* **Short task**:
Take the material below and retype it in full; pictures are left out.

* **Raw records**:
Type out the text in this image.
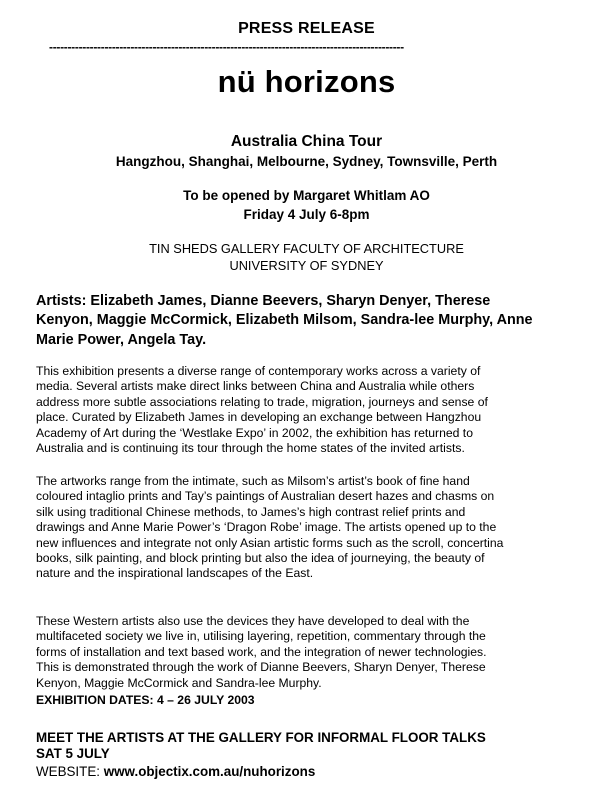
PRESS RELEASE
------------------------------------------------------------------------------------------------
nü horizons
Australia China Tour
Hangzhou, Shanghai, Melbourne, Sydney, Townsville, Perth
To be opened by Margaret Whitlam AO
Friday 4 July 6-8pm
TIN SHEDS GALLERY FACULTY OF ARCHITECTURE
UNIVERSITY OF SYDNEY
Artists: Elizabeth James, Dianne Beevers, Sharyn Denyer, Therese
Kenyon, Maggie McCormick, Elizabeth Milsom, Sandra-lee Murphy, Anne
Marie Power, Angela Tay.
This exhibition presents a diverse range of contemporary works across a variety of
media. Several artists make direct links between China and Australia while others
address more subtle associations relating to trade, migration, journeys and sense of
place. Curated by Elizabeth James in developing an exchange between Hangzhou
Academy of Art during the ‘Westlake Expo’ in 2002, the exhibition has returned to
Australia and is continuing its tour through the home states of the invited artists.
The artworks range from the intimate, such as Milsom’s artist’s book of fine hand
coloured intaglio prints and Tay’s paintings of Australian desert hazes and chasms on
silk using traditional Chinese methods, to James’s high contrast relief prints and
drawings and Anne Marie Power’s ‘Dragon Robe’ image. The artists opened up to the
new influences and integrate not only Asian artistic forms such as the scroll, concertina
books, silk painting, and block printing but also the idea of journeying, the beauty of
nature and the inspirational landscapes of the East.
These Western artists also use the devices they have developed to deal with the
multifaceted society we live in, utilising layering, repetition, commentary through the
forms of installation and text based work, and the integration of newer technologies.
This is demonstrated through the work of Dianne Beevers, Sharyn Denyer, Therese
Kenyon, Maggie McCormick and Sandra-lee Murphy.
EXHIBITION DATES: 4 – 26 JULY 2003
MEET THE ARTISTS AT THE GALLERY FOR INFORMAL FLOOR TALKS
SAT 5 JULY
WEBSITE: www.objectix.com.au/nuhorizons
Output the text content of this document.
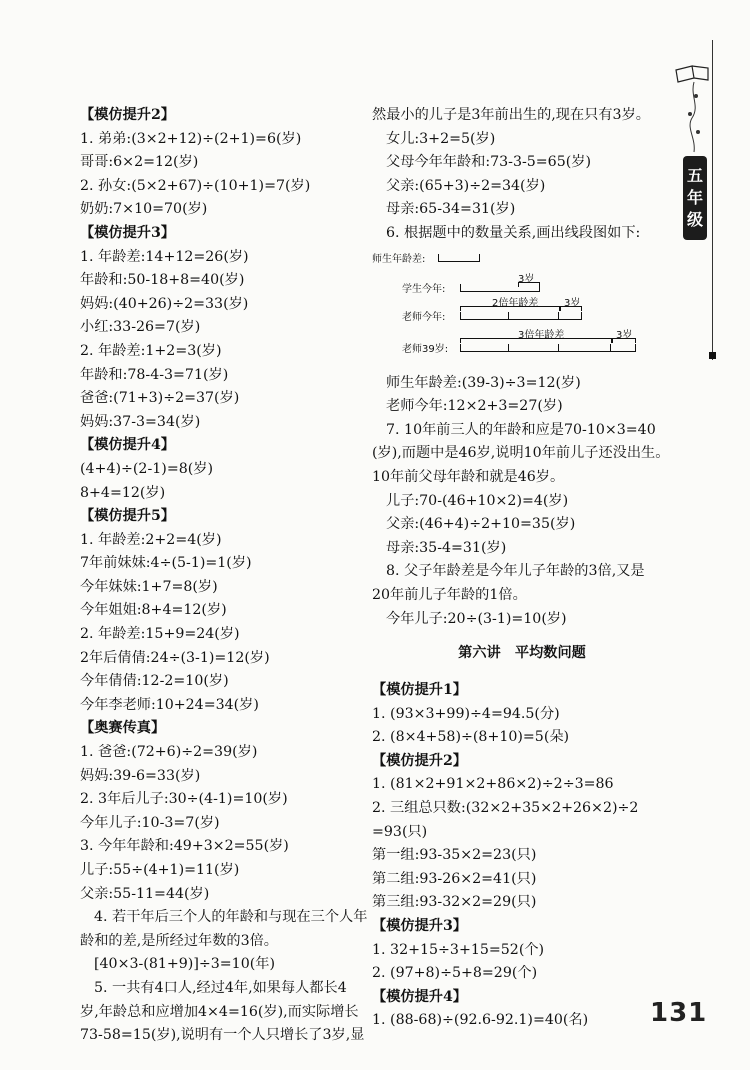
【模仿提升2】
1. 弟弟:(3×2+12)÷(2+1)=6(岁)
哥哥:6×2=12(岁)
2. 孙女:(5×2+67)÷(10+1)=7(岁)
奶奶:7×10=70(岁)
【模仿提升3】
1. 年龄差:14+12=26(岁)
年龄和:50-18+8=40(岁)
妈妈:(40+26)÷2=33(岁)
小红:33-26=7(岁)
2. 年龄差:1+2=3(岁)
年龄和:78-4-3=71(岁)
爸爸:(71+3)÷2=37(岁)
妈妈:37-3=34(岁)
【模仿提升4】
(4+4)÷(2-1)=8(岁)
8+4=12(岁)
【模仿提升5】
1. 年龄差:2+2=4(岁)
7年前妹妹:4÷(5-1)=1(岁)
今年妹妹:1+7=8(岁)
今年姐姐:8+4=12(岁)
2. 年龄差:15+9=24(岁)
2年后倩倩:24÷(3-1)=12(岁)
今年倩倩:12-2=10(岁)
今年李老师:10+24=34(岁)
【奥赛传真】
1. 爸爸:(72+6)÷2=39(岁)
妈妈:39-6=33(岁)
2. 3年后儿子:30÷(4-1)=10(岁)
今年儿子:10-3=7(岁)
3. 今年年龄和:49+3×2=55(岁)
儿子:55÷(4+1)=11(岁)
父亲:55-11=44(岁)
4. 若干年后三个人的年龄和与现在三个人年
龄和的差,是所经过年数的3倍。
[40×3-(81+9)]÷3=10(年)
5. 一共有4口人,经过4年,如果每人都长4
岁,年龄总和应增加4×4=16(岁),而实际增长
73-58=15(岁),说明有一个人只增长了3岁,显
然最小的儿子是3年前出生的,现在只有3岁。
女儿:3+2=5(岁)
父母今年年龄和:73-3-5=65(岁)
父亲:(65+3)÷2=34(岁)
母亲:65-34=31(岁)
6. 根据题中的数量关系,画出线段图如下:
师生年龄差:
3岁
学生今年:
2倍年龄差	3岁
老师今年:
3倍年龄差	3岁
老师39岁:
师生年龄差:(39-3)÷3=12(岁)
老师今年:12×2+3=27(岁)
7. 10年前三人的年龄和应是70-10×3=40
(岁),而题中是46岁,说明10年前儿子还没出生。
10年前父母年龄和就是46岁。
儿子:70-(46+10×2)=4(岁)
父亲:(46+4)÷2+10=35(岁)
母亲:35-4=31(岁)
8. 父子年龄差是今年儿子年龄的3倍,又是
20年前儿子年龄的1倍。
今年儿子:20÷(3-1)=10(岁)
第六讲　平均数问题
【模仿提升1】
1. (93×3+99)÷4=94.5(分)
2. (8×4+58)÷(8+10)=5(朵)
【模仿提升2】
1. (81×2+91×2+86×2)÷2÷3=86
2. 三组总只数:(32×2+35×2+26×2)÷2
=93(只)
第一组:93-35×2=23(只)
第二组:93-26×2=41(只)
第三组:93-32×2=29(只)
【模仿提升3】
1. 32+15÷3+15=52(个)
2. (97+8)÷5+8=29(个)
【模仿提升4】
1. (88-68)÷(92.6-92.1)=40(名)
五
年
级
131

* **Exercise solution**:
Type out the text in this image.
PRESS RELEASE
------------------------------------------------------------------------------------------------
nü horizons
Australia China Tour
Hangzhou, Shanghai, Melbourne, Sydney, Townsville, Perth
To be opened by Margaret Whitlam AO
Friday 4 July 6-8pm
TIN SHEDS GALLERY FACULTY OF ARCHITECTURE
UNIVERSITY OF SYDNEY
Artists: Elizabeth James, Dianne Beevers, Sharyn Denyer, Therese
Kenyon, Maggie McCormick, Elizabeth Milsom, Sandra-lee Murphy, Anne
Marie Power, Angela Tay.
This exhibition presents a diverse range of contemporary works across a variety of
media. Several artists make direct links between China and Australia while others
address more subtle associations relating to trade, migration, journeys and sense of
place. Curated by Elizabeth James in developing an exchange between Hangzhou
Academy of Art during the ‘Westlake Expo’ in 2002, the exhibition has returned to
Australia and is continuing its tour through the home states of the invited artists.
The artworks range from the intimate, such as Milsom’s artist’s book of fine hand
coloured intaglio prints and Tay’s paintings of Australian desert hazes and chasms on
silk using traditional Chinese methods, to James’s high contrast relief prints and
drawings and Anne Marie Power’s ‘Dragon Robe’ image. The artists opened up to the
new influences and integrate not only Asian artistic forms such as the scroll, concertina
books, silk painting, and block printing but also the idea of journeying, the beauty of
nature and the inspirational landscapes of the East.
These Western artists also use the devices they have developed to deal with the
multifaceted society we live in, utilising layering, repetition, commentary through the
forms of installation and text based work, and the integration of newer technologies.
This is demonstrated through the work of Dianne Beevers, Sharyn Denyer, Therese
Kenyon, Maggie McCormick and Sandra-lee Murphy.
EXHIBITION DATES: 4 – 26 JULY 2003
MEET THE ARTISTS AT THE GALLERY FOR INFORMAL FLOOR TALKS
SAT 5 JULY
WEBSITE: www.objectix.com.au/nuhorizons
Output the text content of this document.
【模仿提升2】
1. 弟弟:(3×2+12)÷(2+1)=6(岁)
哥哥:6×2=12(岁)
2. 孙女:(5×2+67)÷(10+1)=7(岁)
奶奶:7×10=70(岁)
【模仿提升3】
1. 年龄差:14+12=26(岁)
年龄和:50-18+8=40(岁)
妈妈:(40+26)÷2=33(岁)
小红:33-26=7(岁)
2. 年龄差:1+2=3(岁)
年龄和:78-4-3=71(岁)
爸爸:(71+3)÷2=37(岁)
妈妈:37-3=34(岁)
【模仿提升4】
(4+4)÷(2-1)=8(岁)
8+4=12(岁)
【模仿提升5】
1. 年龄差:2+2=4(岁)
7年前妹妹:4÷(5-1)=1(岁)
今年妹妹:1+7=8(岁)
今年姐姐:8+4=12(岁)
2. 年龄差:15+9=24(岁)
2年后倩倩:24÷(3-1)=12(岁)
今年倩倩:12-2=10(岁)
今年李老师:10+24=34(岁)
【奥赛传真】
1. 爸爸:(72+6)÷2=39(岁)
妈妈:39-6=33(岁)
2. 3年后儿子:30÷(4-1)=10(岁)
今年儿子:10-3=7(岁)
3. 今年年龄和:49+3×2=55(岁)
儿子:55÷(4+1)=11(岁)
父亲:55-11=44(岁)
4. 若干年后三个人的年龄和与现在三个人年
龄和的差,是所经过年数的3倍。
[40×3-(81+9)]÷3=10(年)
5. 一共有4口人,经过4年,如果每人都长4
岁,年龄总和应增加4×4=16(岁),而实际增长
73-58=15(岁),说明有一个人只增长了3岁,显
然最小的儿子是3年前出生的,现在只有3岁。
女儿:3+2=5(岁)
父母今年年龄和:73-3-5=65(岁)
父亲:(65+3)÷2=34(岁)
母亲:65-34=31(岁)
6. 根据题中的数量关系,画出线段图如下:
师生年龄差:
3岁
学生今年:
2倍年龄差	3岁
老师今年:
3倍年龄差	3岁
老师39岁:
师生年龄差:(39-3)÷3=12(岁)
老师今年:12×2+3=27(岁)
7. 10年前三人的年龄和应是70-10×3=40
(岁),而题中是46岁,说明10年前儿子还没出生。
10年前父母年龄和就是46岁。
儿子:70-(46+10×2)=4(岁)
父亲:(46+4)÷2+10=35(岁)
母亲:35-4=31(岁)
8. 父子年龄差是今年儿子年龄的3倍,又是
20年前儿子年龄的1倍。
今年儿子:20÷(3-1)=10(岁)
第六讲　平均数问题
【模仿提升1】
1. (93×3+99)÷4=94.5(分)
2. (8×4+58)÷(8+10)=5(朵)
【模仿提升2】
1. (81×2+91×2+86×2)÷2÷3=86
2. 三组总只数:(32×2+35×2+26×2)÷2
=93(只)
第一组:93-35×2=23(只)
第二组:93-26×2=41(只)
第三组:93-32×2=29(只)
【模仿提升3】
1. 32+15÷3+15=52(个)
2. (97+8)÷5+8=29(个)
【模仿提升4】
1. (88-68)÷(92.6-92.1)=40(名)
五
年
级
131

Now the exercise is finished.